Repeat all the records exactly, omitting pictures.

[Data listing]
-------
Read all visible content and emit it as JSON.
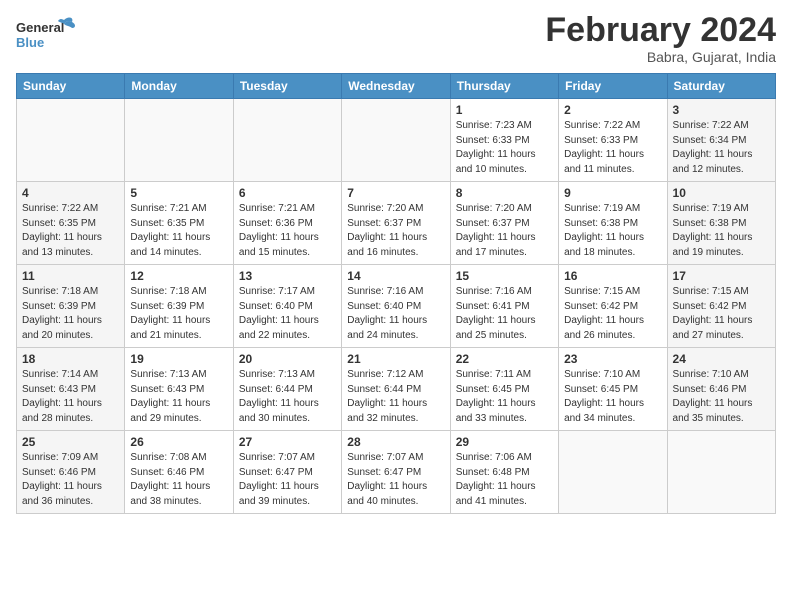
{
  "header": {
    "logo_general": "General",
    "logo_blue": "Blue",
    "month_title": "February 2024",
    "location": "Babra, Gujarat, India"
  },
  "weekdays": [
    "Sunday",
    "Monday",
    "Tuesday",
    "Wednesday",
    "Thursday",
    "Friday",
    "Saturday"
  ],
  "weeks": [
    [
      {
        "day": "",
        "sunrise": "",
        "sunset": "",
        "daylight": ""
      },
      {
        "day": "",
        "sunrise": "",
        "sunset": "",
        "daylight": ""
      },
      {
        "day": "",
        "sunrise": "",
        "sunset": "",
        "daylight": ""
      },
      {
        "day": "",
        "sunrise": "",
        "sunset": "",
        "daylight": ""
      },
      {
        "day": "1",
        "sunrise": "Sunrise: 7:23 AM",
        "sunset": "Sunset: 6:33 PM",
        "daylight": "Daylight: 11 hours and 10 minutes."
      },
      {
        "day": "2",
        "sunrise": "Sunrise: 7:22 AM",
        "sunset": "Sunset: 6:33 PM",
        "daylight": "Daylight: 11 hours and 11 minutes."
      },
      {
        "day": "3",
        "sunrise": "Sunrise: 7:22 AM",
        "sunset": "Sunset: 6:34 PM",
        "daylight": "Daylight: 11 hours and 12 minutes."
      }
    ],
    [
      {
        "day": "4",
        "sunrise": "Sunrise: 7:22 AM",
        "sunset": "Sunset: 6:35 PM",
        "daylight": "Daylight: 11 hours and 13 minutes."
      },
      {
        "day": "5",
        "sunrise": "Sunrise: 7:21 AM",
        "sunset": "Sunset: 6:35 PM",
        "daylight": "Daylight: 11 hours and 14 minutes."
      },
      {
        "day": "6",
        "sunrise": "Sunrise: 7:21 AM",
        "sunset": "Sunset: 6:36 PM",
        "daylight": "Daylight: 11 hours and 15 minutes."
      },
      {
        "day": "7",
        "sunrise": "Sunrise: 7:20 AM",
        "sunset": "Sunset: 6:37 PM",
        "daylight": "Daylight: 11 hours and 16 minutes."
      },
      {
        "day": "8",
        "sunrise": "Sunrise: 7:20 AM",
        "sunset": "Sunset: 6:37 PM",
        "daylight": "Daylight: 11 hours and 17 minutes."
      },
      {
        "day": "9",
        "sunrise": "Sunrise: 7:19 AM",
        "sunset": "Sunset: 6:38 PM",
        "daylight": "Daylight: 11 hours and 18 minutes."
      },
      {
        "day": "10",
        "sunrise": "Sunrise: 7:19 AM",
        "sunset": "Sunset: 6:38 PM",
        "daylight": "Daylight: 11 hours and 19 minutes."
      }
    ],
    [
      {
        "day": "11",
        "sunrise": "Sunrise: 7:18 AM",
        "sunset": "Sunset: 6:39 PM",
        "daylight": "Daylight: 11 hours and 20 minutes."
      },
      {
        "day": "12",
        "sunrise": "Sunrise: 7:18 AM",
        "sunset": "Sunset: 6:39 PM",
        "daylight": "Daylight: 11 hours and 21 minutes."
      },
      {
        "day": "13",
        "sunrise": "Sunrise: 7:17 AM",
        "sunset": "Sunset: 6:40 PM",
        "daylight": "Daylight: 11 hours and 22 minutes."
      },
      {
        "day": "14",
        "sunrise": "Sunrise: 7:16 AM",
        "sunset": "Sunset: 6:40 PM",
        "daylight": "Daylight: 11 hours and 24 minutes."
      },
      {
        "day": "15",
        "sunrise": "Sunrise: 7:16 AM",
        "sunset": "Sunset: 6:41 PM",
        "daylight": "Daylight: 11 hours and 25 minutes."
      },
      {
        "day": "16",
        "sunrise": "Sunrise: 7:15 AM",
        "sunset": "Sunset: 6:42 PM",
        "daylight": "Daylight: 11 hours and 26 minutes."
      },
      {
        "day": "17",
        "sunrise": "Sunrise: 7:15 AM",
        "sunset": "Sunset: 6:42 PM",
        "daylight": "Daylight: 11 hours and 27 minutes."
      }
    ],
    [
      {
        "day": "18",
        "sunrise": "Sunrise: 7:14 AM",
        "sunset": "Sunset: 6:43 PM",
        "daylight": "Daylight: 11 hours and 28 minutes."
      },
      {
        "day": "19",
        "sunrise": "Sunrise: 7:13 AM",
        "sunset": "Sunset: 6:43 PM",
        "daylight": "Daylight: 11 hours and 29 minutes."
      },
      {
        "day": "20",
        "sunrise": "Sunrise: 7:13 AM",
        "sunset": "Sunset: 6:44 PM",
        "daylight": "Daylight: 11 hours and 30 minutes."
      },
      {
        "day": "21",
        "sunrise": "Sunrise: 7:12 AM",
        "sunset": "Sunset: 6:44 PM",
        "daylight": "Daylight: 11 hours and 32 minutes."
      },
      {
        "day": "22",
        "sunrise": "Sunrise: 7:11 AM",
        "sunset": "Sunset: 6:45 PM",
        "daylight": "Daylight: 11 hours and 33 minutes."
      },
      {
        "day": "23",
        "sunrise": "Sunrise: 7:10 AM",
        "sunset": "Sunset: 6:45 PM",
        "daylight": "Daylight: 11 hours and 34 minutes."
      },
      {
        "day": "24",
        "sunrise": "Sunrise: 7:10 AM",
        "sunset": "Sunset: 6:46 PM",
        "daylight": "Daylight: 11 hours and 35 minutes."
      }
    ],
    [
      {
        "day": "25",
        "sunrise": "Sunrise: 7:09 AM",
        "sunset": "Sunset: 6:46 PM",
        "daylight": "Daylight: 11 hours and 36 minutes."
      },
      {
        "day": "26",
        "sunrise": "Sunrise: 7:08 AM",
        "sunset": "Sunset: 6:46 PM",
        "daylight": "Daylight: 11 hours and 38 minutes."
      },
      {
        "day": "27",
        "sunrise": "Sunrise: 7:07 AM",
        "sunset": "Sunset: 6:47 PM",
        "daylight": "Daylight: 11 hours and 39 minutes."
      },
      {
        "day": "28",
        "sunrise": "Sunrise: 7:07 AM",
        "sunset": "Sunset: 6:47 PM",
        "daylight": "Daylight: 11 hours and 40 minutes."
      },
      {
        "day": "29",
        "sunrise": "Sunrise: 7:06 AM",
        "sunset": "Sunset: 6:48 PM",
        "daylight": "Daylight: 11 hours and 41 minutes."
      },
      {
        "day": "",
        "sunrise": "",
        "sunset": "",
        "daylight": ""
      },
      {
        "day": "",
        "sunrise": "",
        "sunset": "",
        "daylight": ""
      }
    ]
  ]
}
-------
_Solution to this task_
Read all visible content and emit it as JSON.
{
  "header": {
    "logo_general": "General",
    "logo_blue": "Blue",
    "month_title": "February 2024",
    "location": "Babra, Gujarat, India"
  },
  "weekdays": [
    "Sunday",
    "Monday",
    "Tuesday",
    "Wednesday",
    "Thursday",
    "Friday",
    "Saturday"
  ],
  "weeks": [
    [
      {
        "day": "",
        "sunrise": "",
        "sunset": "",
        "daylight": ""
      },
      {
        "day": "",
        "sunrise": "",
        "sunset": "",
        "daylight": ""
      },
      {
        "day": "",
        "sunrise": "",
        "sunset": "",
        "daylight": ""
      },
      {
        "day": "",
        "sunrise": "",
        "sunset": "",
        "daylight": ""
      },
      {
        "day": "1",
        "sunrise": "Sunrise: 7:23 AM",
        "sunset": "Sunset: 6:33 PM",
        "daylight": "Daylight: 11 hours and 10 minutes."
      },
      {
        "day": "2",
        "sunrise": "Sunrise: 7:22 AM",
        "sunset": "Sunset: 6:33 PM",
        "daylight": "Daylight: 11 hours and 11 minutes."
      },
      {
        "day": "3",
        "sunrise": "Sunrise: 7:22 AM",
        "sunset": "Sunset: 6:34 PM",
        "daylight": "Daylight: 11 hours and 12 minutes."
      }
    ],
    [
      {
        "day": "4",
        "sunrise": "Sunrise: 7:22 AM",
        "sunset": "Sunset: 6:35 PM",
        "daylight": "Daylight: 11 hours and 13 minutes."
      },
      {
        "day": "5",
        "sunrise": "Sunrise: 7:21 AM",
        "sunset": "Sunset: 6:35 PM",
        "daylight": "Daylight: 11 hours and 14 minutes."
      },
      {
        "day": "6",
        "sunrise": "Sunrise: 7:21 AM",
        "sunset": "Sunset: 6:36 PM",
        "daylight": "Daylight: 11 hours and 15 minutes."
      },
      {
        "day": "7",
        "sunrise": "Sunrise: 7:20 AM",
        "sunset": "Sunset: 6:37 PM",
        "daylight": "Daylight: 11 hours and 16 minutes."
      },
      {
        "day": "8",
        "sunrise": "Sunrise: 7:20 AM",
        "sunset": "Sunset: 6:37 PM",
        "daylight": "Daylight: 11 hours and 17 minutes."
      },
      {
        "day": "9",
        "sunrise": "Sunrise: 7:19 AM",
        "sunset": "Sunset: 6:38 PM",
        "daylight": "Daylight: 11 hours and 18 minutes."
      },
      {
        "day": "10",
        "sunrise": "Sunrise: 7:19 AM",
        "sunset": "Sunset: 6:38 PM",
        "daylight": "Daylight: 11 hours and 19 minutes."
      }
    ],
    [
      {
        "day": "11",
        "sunrise": "Sunrise: 7:18 AM",
        "sunset": "Sunset: 6:39 PM",
        "daylight": "Daylight: 11 hours and 20 minutes."
      },
      {
        "day": "12",
        "sunrise": "Sunrise: 7:18 AM",
        "sunset": "Sunset: 6:39 PM",
        "daylight": "Daylight: 11 hours and 21 minutes."
      },
      {
        "day": "13",
        "sunrise": "Sunrise: 7:17 AM",
        "sunset": "Sunset: 6:40 PM",
        "daylight": "Daylight: 11 hours and 22 minutes."
      },
      {
        "day": "14",
        "sunrise": "Sunrise: 7:16 AM",
        "sunset": "Sunset: 6:40 PM",
        "daylight": "Daylight: 11 hours and 24 minutes."
      },
      {
        "day": "15",
        "sunrise": "Sunrise: 7:16 AM",
        "sunset": "Sunset: 6:41 PM",
        "daylight": "Daylight: 11 hours and 25 minutes."
      },
      {
        "day": "16",
        "sunrise": "Sunrise: 7:15 AM",
        "sunset": "Sunset: 6:42 PM",
        "daylight": "Daylight: 11 hours and 26 minutes."
      },
      {
        "day": "17",
        "sunrise": "Sunrise: 7:15 AM",
        "sunset": "Sunset: 6:42 PM",
        "daylight": "Daylight: 11 hours and 27 minutes."
      }
    ],
    [
      {
        "day": "18",
        "sunrise": "Sunrise: 7:14 AM",
        "sunset": "Sunset: 6:43 PM",
        "daylight": "Daylight: 11 hours and 28 minutes."
      },
      {
        "day": "19",
        "sunrise": "Sunrise: 7:13 AM",
        "sunset": "Sunset: 6:43 PM",
        "daylight": "Daylight: 11 hours and 29 minutes."
      },
      {
        "day": "20",
        "sunrise": "Sunrise: 7:13 AM",
        "sunset": "Sunset: 6:44 PM",
        "daylight": "Daylight: 11 hours and 30 minutes."
      },
      {
        "day": "21",
        "sunrise": "Sunrise: 7:12 AM",
        "sunset": "Sunset: 6:44 PM",
        "daylight": "Daylight: 11 hours and 32 minutes."
      },
      {
        "day": "22",
        "sunrise": "Sunrise: 7:11 AM",
        "sunset": "Sunset: 6:45 PM",
        "daylight": "Daylight: 11 hours and 33 minutes."
      },
      {
        "day": "23",
        "sunrise": "Sunrise: 7:10 AM",
        "sunset": "Sunset: 6:45 PM",
        "daylight": "Daylight: 11 hours and 34 minutes."
      },
      {
        "day": "24",
        "sunrise": "Sunrise: 7:10 AM",
        "sunset": "Sunset: 6:46 PM",
        "daylight": "Daylight: 11 hours and 35 minutes."
      }
    ],
    [
      {
        "day": "25",
        "sunrise": "Sunrise: 7:09 AM",
        "sunset": "Sunset: 6:46 PM",
        "daylight": "Daylight: 11 hours and 36 minutes."
      },
      {
        "day": "26",
        "sunrise": "Sunrise: 7:08 AM",
        "sunset": "Sunset: 6:46 PM",
        "daylight": "Daylight: 11 hours and 38 minutes."
      },
      {
        "day": "27",
        "sunrise": "Sunrise: 7:07 AM",
        "sunset": "Sunset: 6:47 PM",
        "daylight": "Daylight: 11 hours and 39 minutes."
      },
      {
        "day": "28",
        "sunrise": "Sunrise: 7:07 AM",
        "sunset": "Sunset: 6:47 PM",
        "daylight": "Daylight: 11 hours and 40 minutes."
      },
      {
        "day": "29",
        "sunrise": "Sunrise: 7:06 AM",
        "sunset": "Sunset: 6:48 PM",
        "daylight": "Daylight: 11 hours and 41 minutes."
      },
      {
        "day": "",
        "sunrise": "",
        "sunset": "",
        "daylight": ""
      },
      {
        "day": "",
        "sunrise": "",
        "sunset": "",
        "daylight": ""
      }
    ]
  ]
}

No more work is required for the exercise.